**SET EXERCISE:** Copy out, unchanged, every line from the start of the material through the line containing "environment-type-label: Environment type", including that line.

(Records from a dataset)

++++++++

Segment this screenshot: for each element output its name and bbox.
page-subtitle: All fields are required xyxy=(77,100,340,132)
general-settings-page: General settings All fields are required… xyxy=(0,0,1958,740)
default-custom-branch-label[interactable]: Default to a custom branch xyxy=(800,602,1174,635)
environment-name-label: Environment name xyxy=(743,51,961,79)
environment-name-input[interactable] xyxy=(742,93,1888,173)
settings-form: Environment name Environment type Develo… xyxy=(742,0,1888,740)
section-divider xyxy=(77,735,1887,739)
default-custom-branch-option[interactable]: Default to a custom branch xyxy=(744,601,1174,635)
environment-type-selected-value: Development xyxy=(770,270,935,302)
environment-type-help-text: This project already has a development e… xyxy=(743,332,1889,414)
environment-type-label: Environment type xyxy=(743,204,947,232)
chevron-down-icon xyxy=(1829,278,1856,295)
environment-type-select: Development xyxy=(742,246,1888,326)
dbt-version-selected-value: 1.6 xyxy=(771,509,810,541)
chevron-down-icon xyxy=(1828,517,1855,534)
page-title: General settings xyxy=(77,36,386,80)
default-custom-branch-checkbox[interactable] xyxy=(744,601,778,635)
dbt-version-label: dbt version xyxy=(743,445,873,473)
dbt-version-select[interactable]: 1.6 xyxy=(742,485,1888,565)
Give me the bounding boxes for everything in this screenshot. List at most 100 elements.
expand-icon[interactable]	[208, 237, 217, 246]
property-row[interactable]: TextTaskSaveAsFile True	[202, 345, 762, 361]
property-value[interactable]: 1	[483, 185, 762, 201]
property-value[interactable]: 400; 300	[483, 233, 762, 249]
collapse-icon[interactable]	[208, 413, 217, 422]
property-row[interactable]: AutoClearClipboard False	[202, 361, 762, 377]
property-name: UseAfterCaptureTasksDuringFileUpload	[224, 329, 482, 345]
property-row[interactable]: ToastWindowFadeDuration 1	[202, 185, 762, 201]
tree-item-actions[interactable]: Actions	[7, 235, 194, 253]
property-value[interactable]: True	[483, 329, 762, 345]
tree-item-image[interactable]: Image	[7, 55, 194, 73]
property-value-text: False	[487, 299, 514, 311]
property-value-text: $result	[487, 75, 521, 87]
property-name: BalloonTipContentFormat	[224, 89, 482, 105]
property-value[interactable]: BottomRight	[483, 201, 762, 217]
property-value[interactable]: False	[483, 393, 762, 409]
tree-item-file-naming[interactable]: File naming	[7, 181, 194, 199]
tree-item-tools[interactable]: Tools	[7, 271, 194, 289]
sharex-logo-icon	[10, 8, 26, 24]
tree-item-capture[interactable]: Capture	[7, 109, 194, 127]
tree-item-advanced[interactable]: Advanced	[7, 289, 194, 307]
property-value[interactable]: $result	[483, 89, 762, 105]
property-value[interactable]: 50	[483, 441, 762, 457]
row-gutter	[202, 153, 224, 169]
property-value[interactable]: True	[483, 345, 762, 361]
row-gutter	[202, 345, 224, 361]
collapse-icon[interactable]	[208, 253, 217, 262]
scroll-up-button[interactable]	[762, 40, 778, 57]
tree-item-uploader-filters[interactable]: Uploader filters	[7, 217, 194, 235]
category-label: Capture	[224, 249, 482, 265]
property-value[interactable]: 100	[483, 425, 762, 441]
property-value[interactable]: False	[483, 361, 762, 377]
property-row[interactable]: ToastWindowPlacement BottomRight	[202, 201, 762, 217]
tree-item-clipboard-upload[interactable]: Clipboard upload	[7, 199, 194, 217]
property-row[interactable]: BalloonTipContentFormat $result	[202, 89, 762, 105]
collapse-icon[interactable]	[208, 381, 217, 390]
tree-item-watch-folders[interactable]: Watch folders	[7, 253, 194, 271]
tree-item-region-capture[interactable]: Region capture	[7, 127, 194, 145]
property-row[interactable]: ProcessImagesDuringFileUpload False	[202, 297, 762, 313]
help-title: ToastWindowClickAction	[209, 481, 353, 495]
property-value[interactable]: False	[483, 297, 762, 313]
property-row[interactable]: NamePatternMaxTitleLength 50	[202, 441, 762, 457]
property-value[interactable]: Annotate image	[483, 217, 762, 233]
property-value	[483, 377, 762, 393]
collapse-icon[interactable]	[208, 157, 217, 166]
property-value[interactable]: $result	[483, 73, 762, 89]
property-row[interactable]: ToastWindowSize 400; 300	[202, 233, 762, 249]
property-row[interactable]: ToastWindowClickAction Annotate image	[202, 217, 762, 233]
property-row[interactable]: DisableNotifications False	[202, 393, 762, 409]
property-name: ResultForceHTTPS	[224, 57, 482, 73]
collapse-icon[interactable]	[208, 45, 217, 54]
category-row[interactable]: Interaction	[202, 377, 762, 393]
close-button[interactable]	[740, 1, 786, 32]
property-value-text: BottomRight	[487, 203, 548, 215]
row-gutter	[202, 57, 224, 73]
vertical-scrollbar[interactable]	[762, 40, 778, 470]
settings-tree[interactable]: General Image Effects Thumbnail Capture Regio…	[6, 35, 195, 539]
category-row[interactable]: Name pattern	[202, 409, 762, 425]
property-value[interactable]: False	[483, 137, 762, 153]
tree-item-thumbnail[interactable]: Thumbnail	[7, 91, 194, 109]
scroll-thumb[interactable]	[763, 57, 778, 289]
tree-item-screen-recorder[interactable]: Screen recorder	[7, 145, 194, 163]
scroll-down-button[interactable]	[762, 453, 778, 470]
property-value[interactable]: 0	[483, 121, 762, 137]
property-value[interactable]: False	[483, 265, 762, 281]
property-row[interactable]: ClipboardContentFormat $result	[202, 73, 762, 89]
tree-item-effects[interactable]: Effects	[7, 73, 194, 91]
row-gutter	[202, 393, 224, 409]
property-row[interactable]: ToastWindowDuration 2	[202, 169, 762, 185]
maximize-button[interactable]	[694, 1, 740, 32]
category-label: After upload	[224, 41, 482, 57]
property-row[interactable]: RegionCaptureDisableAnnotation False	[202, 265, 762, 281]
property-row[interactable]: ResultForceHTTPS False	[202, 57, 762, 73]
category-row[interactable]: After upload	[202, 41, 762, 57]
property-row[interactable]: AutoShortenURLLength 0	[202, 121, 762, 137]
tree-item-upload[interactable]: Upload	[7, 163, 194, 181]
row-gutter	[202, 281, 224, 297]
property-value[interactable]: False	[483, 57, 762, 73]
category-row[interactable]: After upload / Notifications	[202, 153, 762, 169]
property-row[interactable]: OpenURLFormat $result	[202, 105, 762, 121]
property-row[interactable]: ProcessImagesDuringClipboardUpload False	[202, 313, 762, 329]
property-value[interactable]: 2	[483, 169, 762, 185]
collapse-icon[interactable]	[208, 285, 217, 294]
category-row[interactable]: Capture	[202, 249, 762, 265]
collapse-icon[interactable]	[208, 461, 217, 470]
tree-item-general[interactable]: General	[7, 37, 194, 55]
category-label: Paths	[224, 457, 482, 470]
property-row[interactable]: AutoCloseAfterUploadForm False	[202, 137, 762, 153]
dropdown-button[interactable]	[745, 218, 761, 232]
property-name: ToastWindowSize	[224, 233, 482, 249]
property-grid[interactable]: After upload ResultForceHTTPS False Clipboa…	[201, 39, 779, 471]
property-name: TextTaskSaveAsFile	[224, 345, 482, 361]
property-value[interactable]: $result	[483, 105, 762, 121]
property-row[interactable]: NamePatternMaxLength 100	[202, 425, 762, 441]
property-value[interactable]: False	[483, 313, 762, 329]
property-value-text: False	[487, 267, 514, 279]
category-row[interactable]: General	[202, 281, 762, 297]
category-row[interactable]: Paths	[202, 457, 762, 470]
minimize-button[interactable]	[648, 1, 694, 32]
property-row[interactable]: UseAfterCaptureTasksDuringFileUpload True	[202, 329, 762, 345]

++++++++

**OUTPUT OF THE EXERCISE:**
Segment this screenshot: for each element output its name and bbox.
page-subtitle: All fields are required xyxy=(77,100,340,132)
general-settings-page: General settings All fields are required… xyxy=(0,0,1958,740)
default-custom-branch-label[interactable]: Default to a custom branch xyxy=(800,602,1174,635)
environment-name-label: Environment name xyxy=(743,51,961,79)
environment-name-input[interactable] xyxy=(742,93,1888,173)
settings-form: Environment name Environment type Develo… xyxy=(742,0,1888,740)
section-divider xyxy=(77,735,1887,739)
default-custom-branch-option[interactable]: Default to a custom branch xyxy=(744,601,1174,635)
environment-type-selected-value: Development xyxy=(770,270,935,302)
environment-type-help-text: This project already has a development e… xyxy=(743,332,1889,414)
environment-type-label: Environment type xyxy=(743,204,947,232)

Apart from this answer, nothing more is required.